Directions
Select every line below containing the word "because".

Information supplied
■ ■ ■ ■ ■
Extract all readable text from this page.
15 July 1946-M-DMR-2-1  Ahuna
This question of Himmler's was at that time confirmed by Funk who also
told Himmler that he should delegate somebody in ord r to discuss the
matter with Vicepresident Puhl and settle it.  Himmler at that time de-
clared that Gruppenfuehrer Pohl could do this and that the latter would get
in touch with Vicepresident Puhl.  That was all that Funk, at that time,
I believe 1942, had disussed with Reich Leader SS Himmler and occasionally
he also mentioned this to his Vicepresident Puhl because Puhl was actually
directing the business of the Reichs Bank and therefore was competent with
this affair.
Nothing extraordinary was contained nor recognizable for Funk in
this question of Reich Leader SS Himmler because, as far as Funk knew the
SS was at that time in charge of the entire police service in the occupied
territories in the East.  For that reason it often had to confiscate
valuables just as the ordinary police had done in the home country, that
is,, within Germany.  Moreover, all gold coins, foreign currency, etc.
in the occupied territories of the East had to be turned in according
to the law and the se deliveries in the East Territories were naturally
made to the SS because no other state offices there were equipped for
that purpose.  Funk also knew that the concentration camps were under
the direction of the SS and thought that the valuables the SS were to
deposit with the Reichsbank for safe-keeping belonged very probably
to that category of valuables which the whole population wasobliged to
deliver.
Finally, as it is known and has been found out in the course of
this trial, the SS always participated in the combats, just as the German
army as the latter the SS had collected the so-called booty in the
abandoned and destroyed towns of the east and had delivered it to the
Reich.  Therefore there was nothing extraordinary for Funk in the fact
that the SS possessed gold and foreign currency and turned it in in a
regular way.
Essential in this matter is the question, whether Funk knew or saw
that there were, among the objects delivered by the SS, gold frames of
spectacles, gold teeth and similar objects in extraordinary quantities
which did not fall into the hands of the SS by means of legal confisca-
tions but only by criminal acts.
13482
■ ■ ■ ■ ■
The solution
he also mentioned this to his Vicepresident Puhl because Puhl was actually
this question of Reich Leader SS Himmler because, as far as Funk knew the
made to the SS because no other state offices there were equipped for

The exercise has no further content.